> **EXTRAIT À LIRE**:
Mardi 10 mars,
Dominique Ballot et Bernard Ibal, auteurs de l'ouvrage
« Le métier de vendeur », ont animé une conférence à École Supérieure de Commerce Bretagne Brest. L'acte de la vente et la profession de vendeur ont été ainsi décortiqués, dans la perspective de leur mise en valeur. Vendre est le métier le plus ancien du monde mais il n'a pas souvent fait l'objet de recherches académiques. Et Dominique Ballot, fils de commerçants, s'est naturellement intéressé à cette activité professionnelle. Il a donc fait appel à Bernard Ibal. C'est ainsi que les deux auteurs ont décidé de faire le point sur l'évolution des métiers de la vente, en publiant le livre « Le métier de vendeur ».
Selon Dominique Ballot et Bernard Ibal, ce métier n'est pas assez
valorisé dans la société contemporaine : on est vendeur par défaut et
non pas par vocation. Cette profession est frappée par une sorte de «
malédiction divine », c'est-à-dire d'une méconnaissance sociale. Par
exemple, on a tendance à penser qu'il n'est pas nécessaire d'avoir des
diplômes spécifiques pour être un « bon » vendeur. Toutefois, les
auteurs sont intimement persuadés d'une part, qu'être vendeur est un
métier à part entière et d'autre part, qu'il est nécessaire de
revaloriser son rôle, surtout dans la société actuelle.
Être vendeur n'est donc pas si facile à l'heure actuelle, puisqu'il
faut être capable de faire face à la nouvelle conformation du marché
qui s'avère très différente par rapport au passé. Le vendeur est
l'interface directe entre le client et le produit, il est l'ambassadeur
de l'enseigne et des marques qu'il vend. Il n'est plus le « dernier »
du processus économique, ni le maillon faible dans la gestion des
entreprises.

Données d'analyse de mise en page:
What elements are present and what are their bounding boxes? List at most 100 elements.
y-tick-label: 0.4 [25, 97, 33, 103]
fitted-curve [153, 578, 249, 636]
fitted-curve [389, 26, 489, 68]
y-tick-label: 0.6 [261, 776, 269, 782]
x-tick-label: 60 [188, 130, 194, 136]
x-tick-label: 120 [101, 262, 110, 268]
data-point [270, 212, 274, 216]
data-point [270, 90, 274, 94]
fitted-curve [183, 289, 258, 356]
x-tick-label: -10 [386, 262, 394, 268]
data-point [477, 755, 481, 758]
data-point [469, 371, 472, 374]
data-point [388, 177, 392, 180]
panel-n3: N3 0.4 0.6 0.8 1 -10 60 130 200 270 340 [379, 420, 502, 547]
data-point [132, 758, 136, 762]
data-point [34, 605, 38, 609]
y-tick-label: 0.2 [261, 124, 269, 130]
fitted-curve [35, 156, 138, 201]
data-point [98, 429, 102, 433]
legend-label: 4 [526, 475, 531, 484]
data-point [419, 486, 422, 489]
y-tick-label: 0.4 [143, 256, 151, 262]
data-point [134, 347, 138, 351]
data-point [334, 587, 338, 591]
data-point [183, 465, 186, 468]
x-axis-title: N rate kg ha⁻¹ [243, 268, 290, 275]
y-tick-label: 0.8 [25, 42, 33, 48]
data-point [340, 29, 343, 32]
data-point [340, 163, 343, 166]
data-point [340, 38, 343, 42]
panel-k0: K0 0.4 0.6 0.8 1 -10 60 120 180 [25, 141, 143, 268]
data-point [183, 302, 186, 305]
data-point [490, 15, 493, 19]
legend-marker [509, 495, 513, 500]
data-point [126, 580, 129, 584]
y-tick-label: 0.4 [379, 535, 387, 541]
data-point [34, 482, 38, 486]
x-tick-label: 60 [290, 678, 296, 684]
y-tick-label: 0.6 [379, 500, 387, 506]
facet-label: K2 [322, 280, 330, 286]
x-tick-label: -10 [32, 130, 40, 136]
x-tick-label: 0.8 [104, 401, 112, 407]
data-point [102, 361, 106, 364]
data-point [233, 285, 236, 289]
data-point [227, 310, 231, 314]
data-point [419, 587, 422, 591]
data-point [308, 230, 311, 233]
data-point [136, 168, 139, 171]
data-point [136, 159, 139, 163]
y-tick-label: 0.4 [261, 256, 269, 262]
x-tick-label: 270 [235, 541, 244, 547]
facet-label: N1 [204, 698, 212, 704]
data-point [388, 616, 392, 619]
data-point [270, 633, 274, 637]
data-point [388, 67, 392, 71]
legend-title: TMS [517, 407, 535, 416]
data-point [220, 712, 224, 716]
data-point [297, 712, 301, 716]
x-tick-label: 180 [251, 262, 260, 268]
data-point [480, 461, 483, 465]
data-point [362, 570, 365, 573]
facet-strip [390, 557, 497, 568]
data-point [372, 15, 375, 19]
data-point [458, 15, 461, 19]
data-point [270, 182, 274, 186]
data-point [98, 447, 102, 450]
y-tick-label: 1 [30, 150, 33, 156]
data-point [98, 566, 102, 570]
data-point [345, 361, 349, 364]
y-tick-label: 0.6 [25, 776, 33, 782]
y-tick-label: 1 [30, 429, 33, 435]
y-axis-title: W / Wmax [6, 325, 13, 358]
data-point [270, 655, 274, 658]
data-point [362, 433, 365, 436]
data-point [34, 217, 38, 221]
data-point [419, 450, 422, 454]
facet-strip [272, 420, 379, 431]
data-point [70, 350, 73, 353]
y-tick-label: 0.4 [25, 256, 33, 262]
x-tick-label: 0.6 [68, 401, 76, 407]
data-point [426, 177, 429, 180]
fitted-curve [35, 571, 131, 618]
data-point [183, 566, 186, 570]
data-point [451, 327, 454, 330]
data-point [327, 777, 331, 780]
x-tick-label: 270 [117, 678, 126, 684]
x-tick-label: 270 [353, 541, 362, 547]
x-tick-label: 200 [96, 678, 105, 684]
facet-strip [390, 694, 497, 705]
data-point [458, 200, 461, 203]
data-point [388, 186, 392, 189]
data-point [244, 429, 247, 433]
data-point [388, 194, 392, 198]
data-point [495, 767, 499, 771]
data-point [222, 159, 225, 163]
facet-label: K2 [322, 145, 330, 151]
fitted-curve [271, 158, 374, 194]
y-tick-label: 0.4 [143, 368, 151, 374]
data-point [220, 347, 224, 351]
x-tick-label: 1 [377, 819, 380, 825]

> **VOTRE OBJECTIF**:
Traduisez en anglais cette phrase de l'extrait sur le métier de vendeur : « Vendre est le métier le plus ancien du monde mais il n'a pas souvent fait l'objet de recherches académiques. »

> **ZONE DE RÉPONSE**:
Selling is the oldest profession in the world, but it has not often been the subject of academic research.